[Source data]
-- Begin --

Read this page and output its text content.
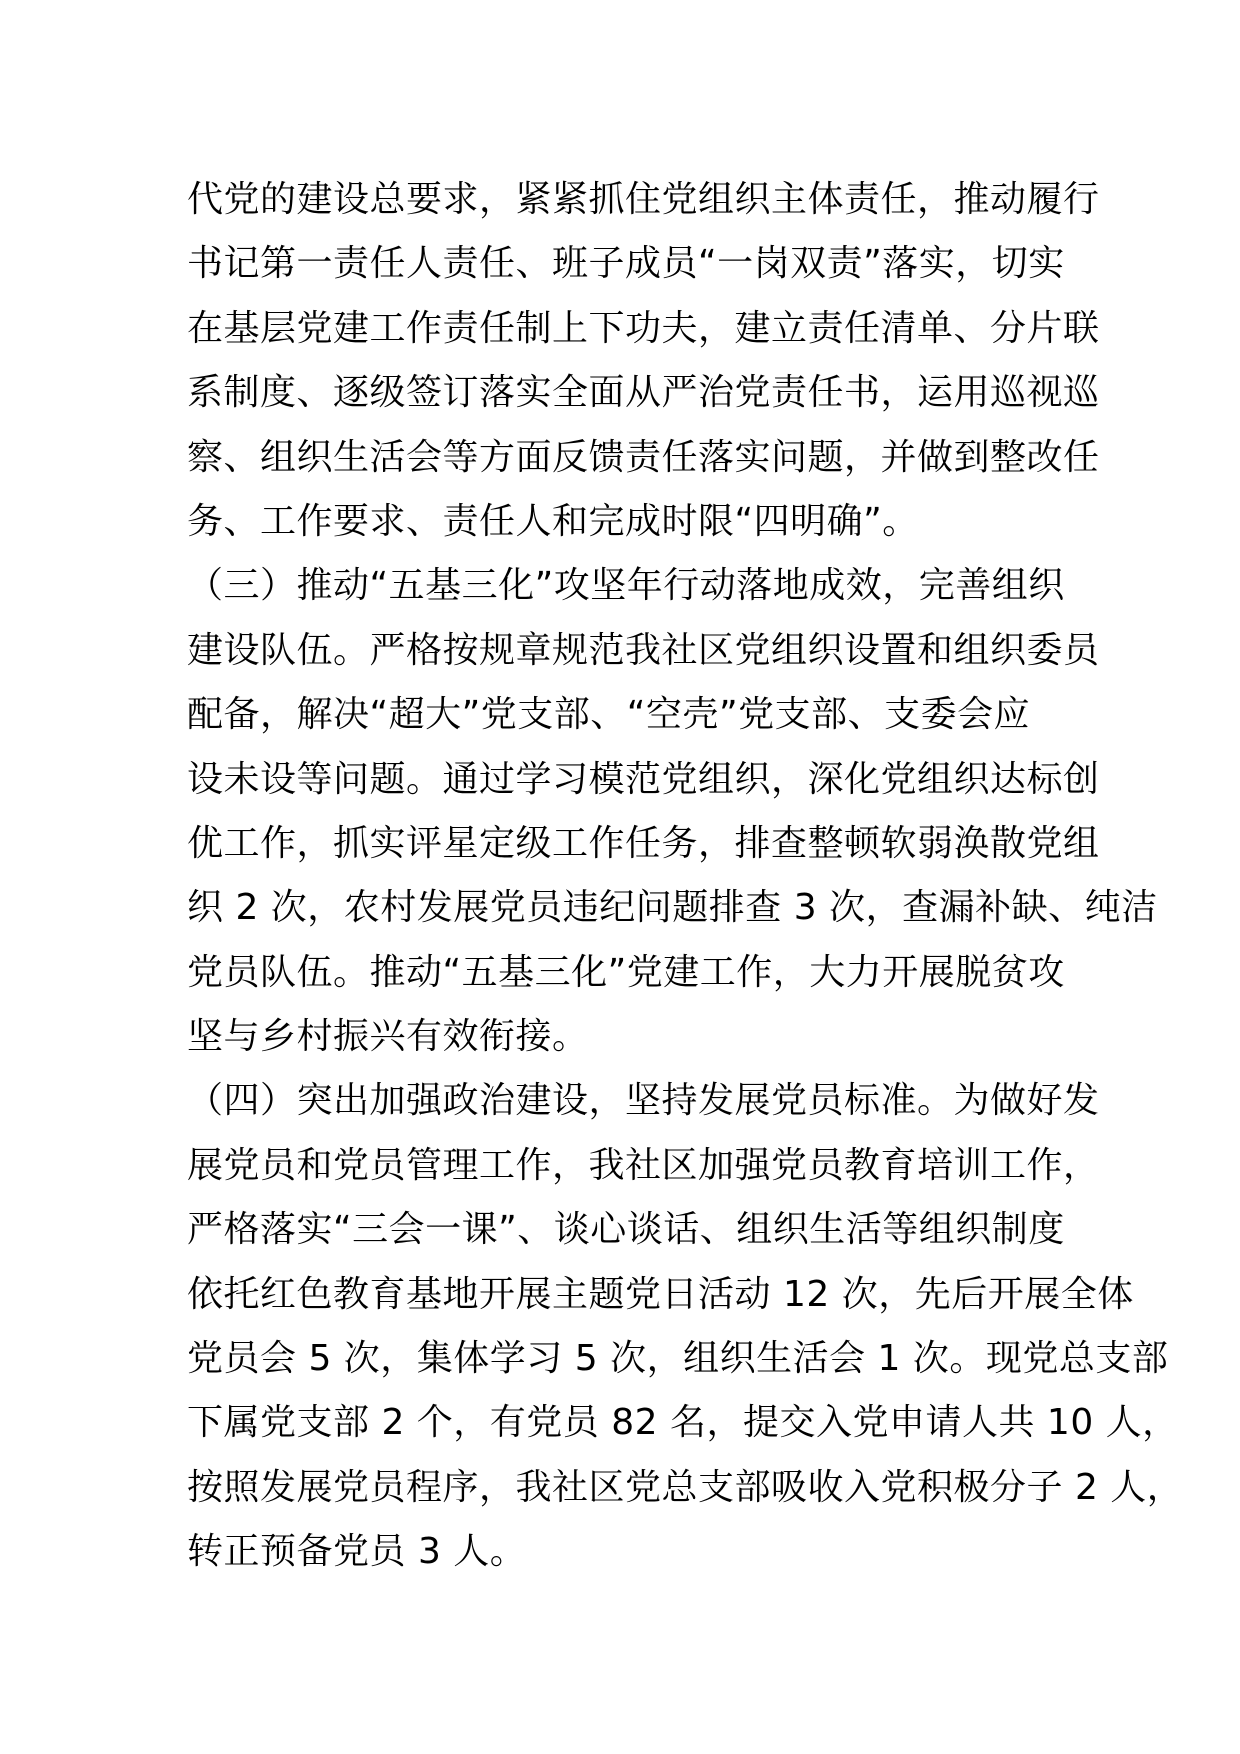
代党的建设总要求，紧紧抓住党组织主体责任，推动履行
书记第一责任人责任、班子成员“一岗双责”落实，切实
在基层党建工作责任制上下功夫，建立责任清单、分片联
系制度、逐级签订落实全面从严治党责任书，运用巡视巡
察、组织生活会等方面反馈责任落实问题，并做到整改任
务、工作要求、责任人和完成时限“四明确”。
（三）推动“五基三化”攻坚年行动落地成效，完善组织
建设队伍。严格按规章规范我社区党组织设置和组织委员
配备，解决“超大”党支部、“空壳”党支部、支委会应
设未设等问题。通过学习模范党组织，深化党组织达标创
优工作，抓实评星定级工作任务，排查整顿软弱涣散党组
织 2 次，农村发展党员违纪问题排查 3 次，查漏补缺、纯洁
党员队伍。推动“五基三化”党建工作，大力开展脱贫攻
坚与乡村振兴有效衔接。
（四）突出加强政治建设，坚持发展党员标准。为做好发
展党员和党员管理工作，我社区加强党员教育培训工作，
严格落实“三会一课”、谈心谈话、组织生活等组织制度
依托红色教育基地开展主题党日活动 12 次，先后开展全体
党员会 5 次，集体学习 5 次，组织生活会 1 次。现党总支部
下属党支部 2 个，有党员 82 名，提交入党申请人共 10 人，
按照发展党员程序，我社区党总支部吸收入党积极分子 2 人，
转正预备党员 3 人。
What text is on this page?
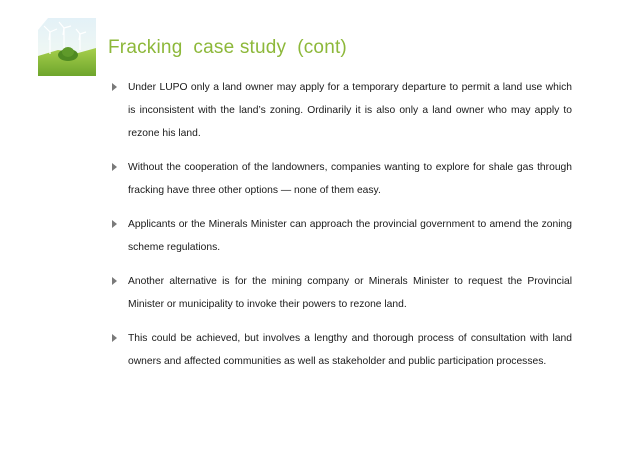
Fracking  case study  (cont)
Under LUPO only a land owner may apply for a temporary departure to permit a land use which is inconsistent with the land’s zoning. Ordinarily it is also only a land owner who may apply to rezone his land.
Without the cooperation of the landowners, companies wanting to explore for shale gas through fracking have three other options — none of them easy.
Applicants or the Minerals Minister can approach the provincial government to amend the zoning scheme regulations.
Another alternative is for the mining company or Minerals Minister to request the Provincial Minister or municipality to invoke their powers to rezone land.
This could be achieved, but involves a lengthy and thorough process of consultation with land owners and affected communities as well as stakeholder and public participation processes.
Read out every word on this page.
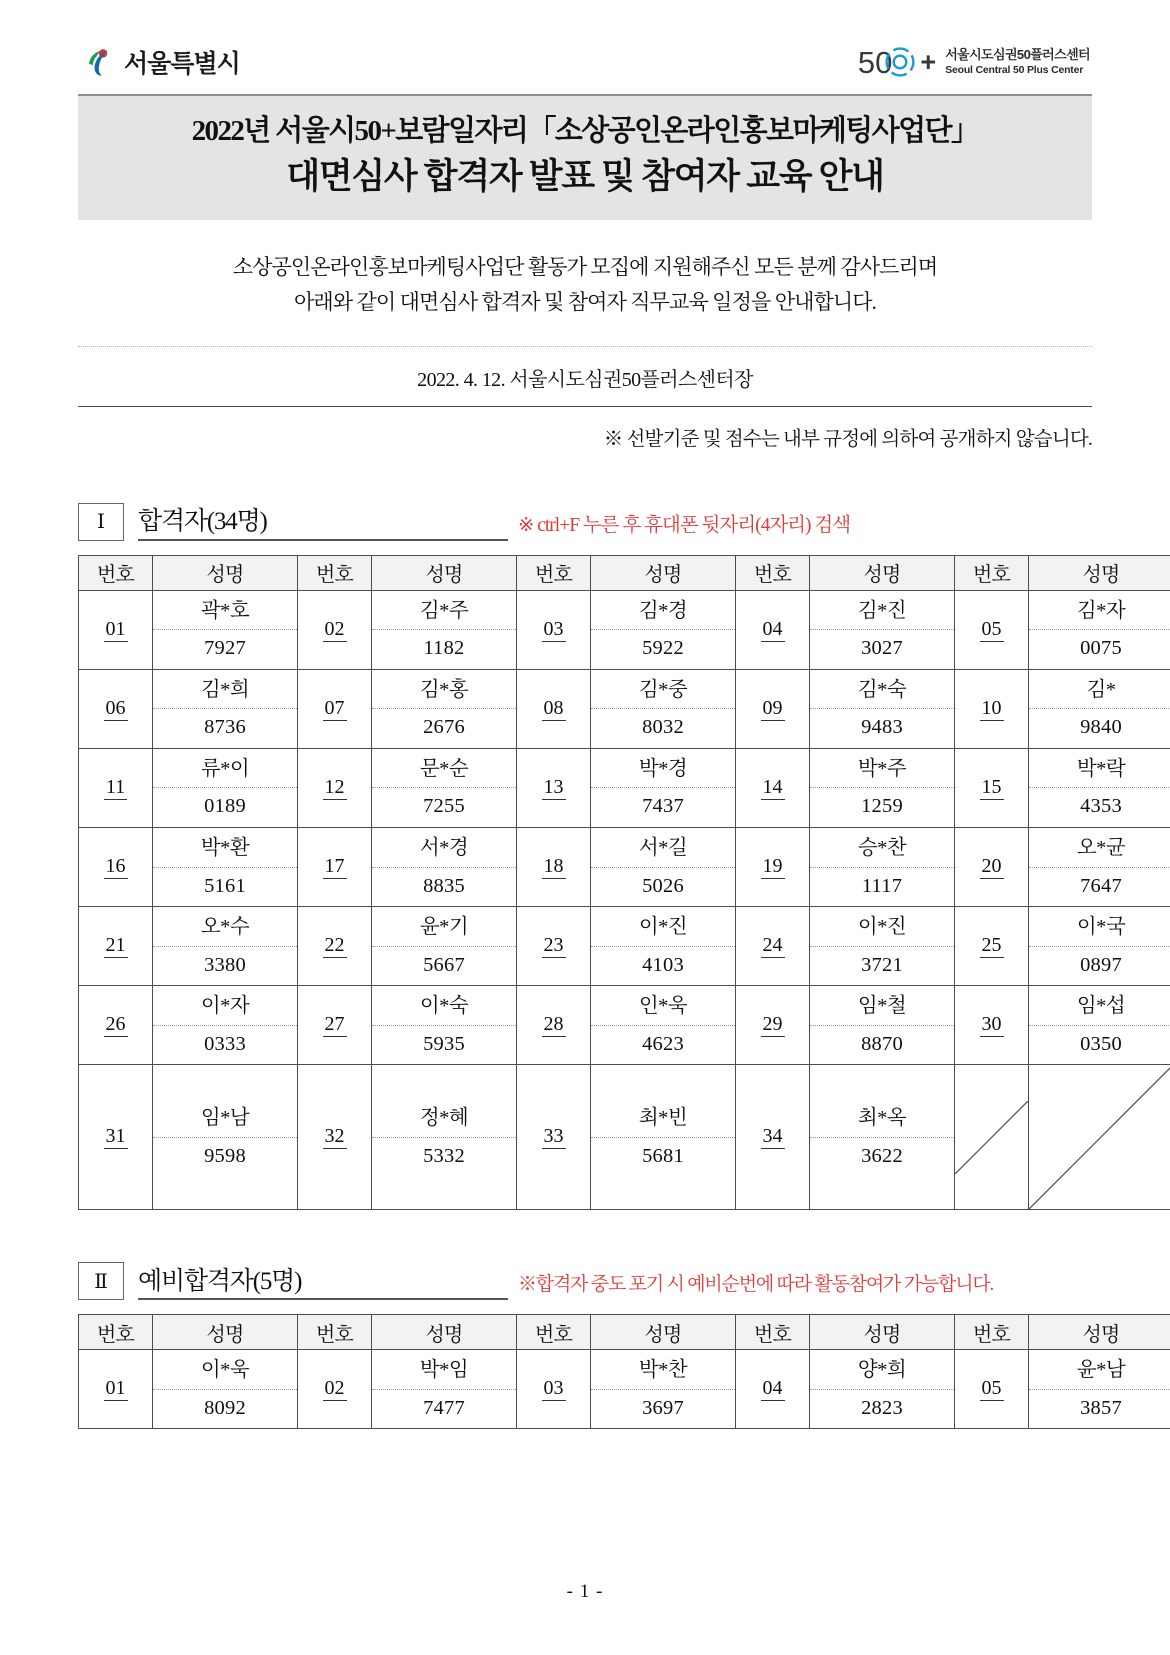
서울특별시	50 + 서울시도심권50플러스센터
Seoul Central 50 Plus Center
2022년 서울시50+보람일자리「소상공인온라인홍보마케팅사업단」
대면심사 합격자 발표 및 참여자 교육 안내
소상공인온라인홍보마케팅사업단 활동가 모집에 지원해주신 모든 분께 감사드리며
아래와 같이 대면심사 합격자 및 참여자 직무교육 일정을 안내합니다.
2022. 4. 12. 서울시도심권50플러스센터장
※ 선발기준 및 점수는 내부 규정에 의하여 공개하지 않습니다.
Ⅰ	합격자(34명)	※ ctrl+F 누른 후 휴대폰 뒷자리(4자리) 검색
번호	성명	번호	성명	번호	성명	번호	성명	번호	성명
01	
곽*호
7927
	02	
김*주
1182
	03	
김*경
5922
	04	
김*진
3027
	05	
김*자
0075

06	
김*희
8736
	07	
김*홍
2676
	08	
김*중
8032
	09	
김*숙
9483
	10	
김*
9840

11	
류*이
0189
	12	
문*순
7255
	13	
박*경
7437
	14	
박*주
1259
	15	
박*락
4353

16	
박*환
5161
	17	
서*경
8835
	18	
서*길
5026
	19	
승*찬
1117
	20	
오*균
7647

21	
오*수
3380
	22	
윤*기
5667
	23	
이*진
4103
	24	
이*진
3721
	25	
이*국
0897

26	
이*자
0333
	27	
이*숙
5935
	28	
인*욱
4623
	29	
임*철
8870
	30	
임*섭
0350

31	
임*남
9598
	32	
정*혜
5332
	33	
최*빈
5681
	34	
최*옥
3622

Ⅱ	예비합격자(5명)	※합격자 중도 포기 시 예비순번에 따라 활동참여가 가능합니다.
번호	성명	번호	성명	번호	성명	번호	성명	번호	성명
01	
이*욱
8092
	02	
박*임
7477
	03	
박*찬
3697
	04	
양*희
2823
	05	
윤*남
3857
- 1 -
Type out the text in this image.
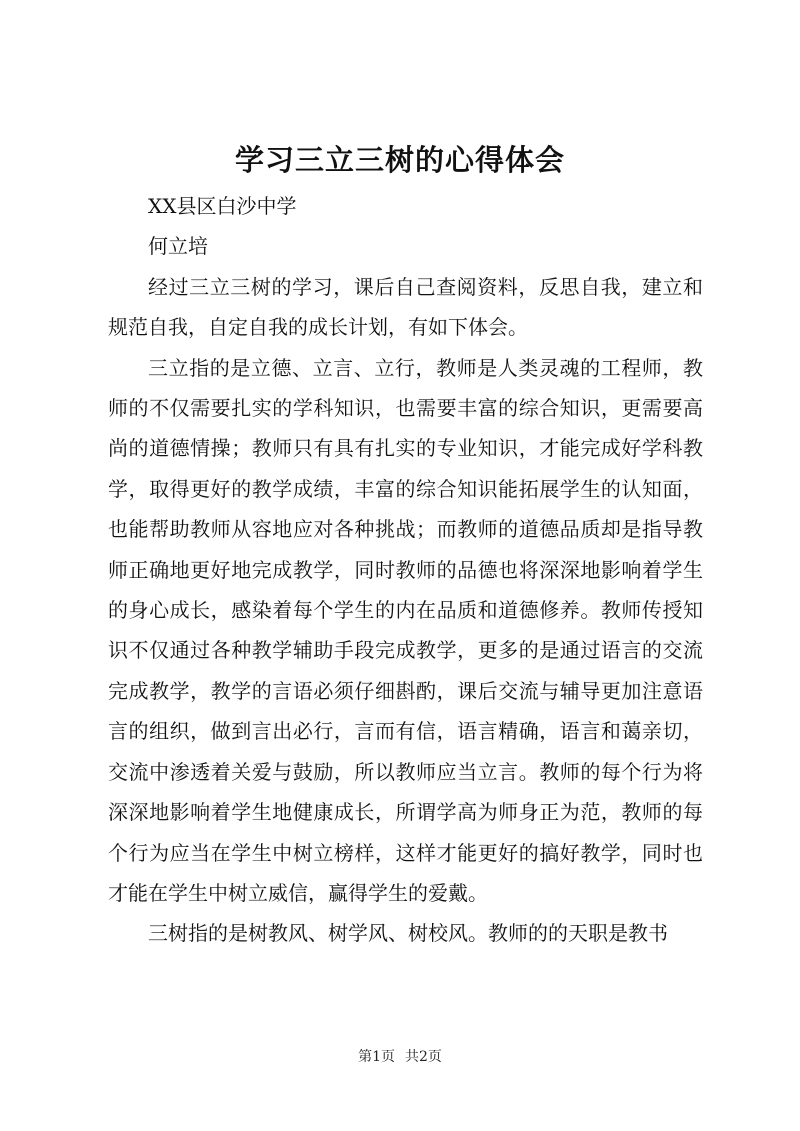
学习三立三树的心得体会

XX县区白沙中学

何立培

经过三立三树的学习，课后自己查阅资料，反思自我，建立和规范自我，自定自我的成长计划，有如下体会。

三立指的是立德、立言、立行，教师是人类灵魂的工程师，教师的不仅需要扎实的学科知识，也需要丰富的综合知识，更需要高尚的道德情操；教师只有具有扎实的专业知识，才能完成好学科教学，取得更好的教学成绩，丰富的综合知识能拓展学生的认知面，也能帮助教师从容地应对各种挑战；而教师的道德品质却是指导教师正确地更好地完成教学，同时教师的品德也将深深地影响着学生的身心成长，感染着每个学生的内在品质和道德修养。教师传授知识不仅通过各种教学辅助手段完成教学，更多的是通过语言的交流完成教学，教学的言语必须仔细斟酌，课后交流与辅导更加注意语言的组织，做到言出必行，言而有信，语言精确，语言和蔼亲切，交流中渗透着关爱与鼓励，所以教师应当立言。教师的每个行为将深深地影响着学生地健康成长，所谓学高为师身正为范，教师的每个行为应当在学生中树立榜样，这样才能更好的搞好教学，同时也才能在学生中树立威信，赢得学生的爱戴。

三树指的是树教风、树学风、树校风。教师的的天职是教书

第1页 共2页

-- End --

*SET PROBLEM*. The records above are to be reproduced exactly; the pictures are to be left out.

*EXERCISE OUTPUT*.
Read this page and output its text content.
代党的建设总要求，紧紧抓住党组织主体责任，推动履行
书记第一责任人责任、班子成员“一岗双责”落实，切实
在基层党建工作责任制上下功夫，建立责任清单、分片联
系制度、逐级签订落实全面从严治党责任书，运用巡视巡
察、组织生活会等方面反馈责任落实问题，并做到整改任
务、工作要求、责任人和完成时限“四明确”。
（三）推动“五基三化”攻坚年行动落地成效，完善组织
建设队伍。严格按规章规范我社区党组织设置和组织委员
配备，解决“超大”党支部、“空壳”党支部、支委会应
设未设等问题。通过学习模范党组织，深化党组织达标创
优工作，抓实评星定级工作任务，排查整顿软弱涣散党组
织 2 次，农村发展党员违纪问题排查 3 次，查漏补缺、纯洁
党员队伍。推动“五基三化”党建工作，大力开展脱贫攻
坚与乡村振兴有效衔接。
（四）突出加强政治建设，坚持发展党员标准。为做好发
展党员和党员管理工作，我社区加强党员教育培训工作，
严格落实“三会一课”、谈心谈话、组织生活等组织制度
依托红色教育基地开展主题党日活动 12 次，先后开展全体
党员会 5 次，集体学习 5 次，组织生活会 1 次。现党总支部
下属党支部 2 个，有党员 82 名，提交入党申请人共 10 人，
按照发展党员程序，我社区党总支部吸收入党积极分子 2 人，
转正预备党员 3 人。
What text is on this page?
Fracking  case study  (cont)
Under LUPO only a land owner may apply for a temporary departure to permit a land use which is inconsistent with the land’s zoning. Ordinarily it is also only a land owner who may apply to rezone his land.
Without the cooperation of the landowners, companies wanting to explore for shale gas through fracking have three other options — none of them easy.
Applicants or the Minerals Minister can approach the provincial government to amend the zoning scheme regulations.
Another alternative is for the mining company or Minerals Minister to request the Provincial Minister or municipality to invoke their powers to rezone land.
This could be achieved, but involves a lengthy and thorough process of consultation with land owners and affected communities as well as stakeholder and public participation processes.
Read out every word on this page.
서울특별시	50 + 서울시도심권50플러스센터
Seoul Central 50 Plus Center
2022년 서울시50+보람일자리「소상공인온라인홍보마케팅사업단」
대면심사 합격자 발표 및 참여자 교육 안내
소상공인온라인홍보마케팅사업단 활동가 모집에 지원해주신 모든 분께 감사드리며
아래와 같이 대면심사 합격자 및 참여자 직무교육 일정을 안내합니다.
2022. 4. 12. 서울시도심권50플러스센터장
※ 선발기준 및 점수는 내부 규정에 의하여 공개하지 않습니다.
Ⅰ	합격자(34명)	※ ctrl+F 누른 후 휴대폰 뒷자리(4자리) 검색
번호	성명	번호	성명	번호	성명	번호	성명	번호	성명
01	
곽*호
7927
	02	
김*주
1182
	03	
김*경
5922
	04	
김*진
3027
	05	
김*자
0075

06	
김*희
8736
	07	
김*홍
2676
	08	
김*중
8032
	09	
김*숙
9483
	10	
김*
9840

11	
류*이
0189
	12	
문*순
7255
	13	
박*경
7437
	14	
박*주
1259
	15	
박*락
4353

16	
박*환
5161
	17	
서*경
8835
	18	
서*길
5026
	19	
승*찬
1117
	20	
오*균
7647

21	
오*수
3380
	22	
윤*기
5667
	23	
이*진
4103
	24	
이*진
3721
	25	
이*국
0897

26	
이*자
0333
	27	
이*숙
5935
	28	
인*욱
4623
	29	
임*철
8870
	30	
임*섭
0350

31	
임*남
9598
	32	
정*혜
5332
	33	
최*빈
5681
	34	
최*옥
3622

Ⅱ	예비합격자(5명)	※합격자 중도 포기 시 예비순번에 따라 활동참여가 가능합니다.
번호	성명	번호	성명	번호	성명	번호	성명	번호	성명
01	
이*욱
8092
	02	
박*임
7477
	03	
박*찬
3697
	04	
양*희
2823
	05	
윤*남
3857
- 1 -
Type out the text in this image.
学习三立三树的心得体会

XX县区白沙中学

何立培

经过三立三树的学习，课后自己查阅资料，反思自我，建立和规范自我，自定自我的成长计划，有如下体会。

三立指的是立德、立言、立行，教师是人类灵魂的工程师，教师的不仅需要扎实的学科知识，也需要丰富的综合知识，更需要高尚的道德情操；教师只有具有扎实的专业知识，才能完成好学科教学，取得更好的教学成绩，丰富的综合知识能拓展学生的认知面，也能帮助教师从容地应对各种挑战；而教师的道德品质却是指导教师正确地更好地完成教学，同时教师的品德也将深深地影响着学生的身心成长，感染着每个学生的内在品质和道德修养。教师传授知识不仅通过各种教学辅助手段完成教学，更多的是通过语言的交流完成教学，教学的言语必须仔细斟酌，课后交流与辅导更加注意语言的组织，做到言出必行，言而有信，语言精确，语言和蔼亲切，交流中渗透着关爱与鼓励，所以教师应当立言。教师的每个行为将深深地影响着学生地健康成长，所谓学高为师身正为范，教师的每个行为应当在学生中树立榜样，这样才能更好的搞好教学，同时也才能在学生中树立威信，赢得学生的爱戴。

三树指的是树教风、树学风、树校风。教师的的天职是教书

第1页 共2页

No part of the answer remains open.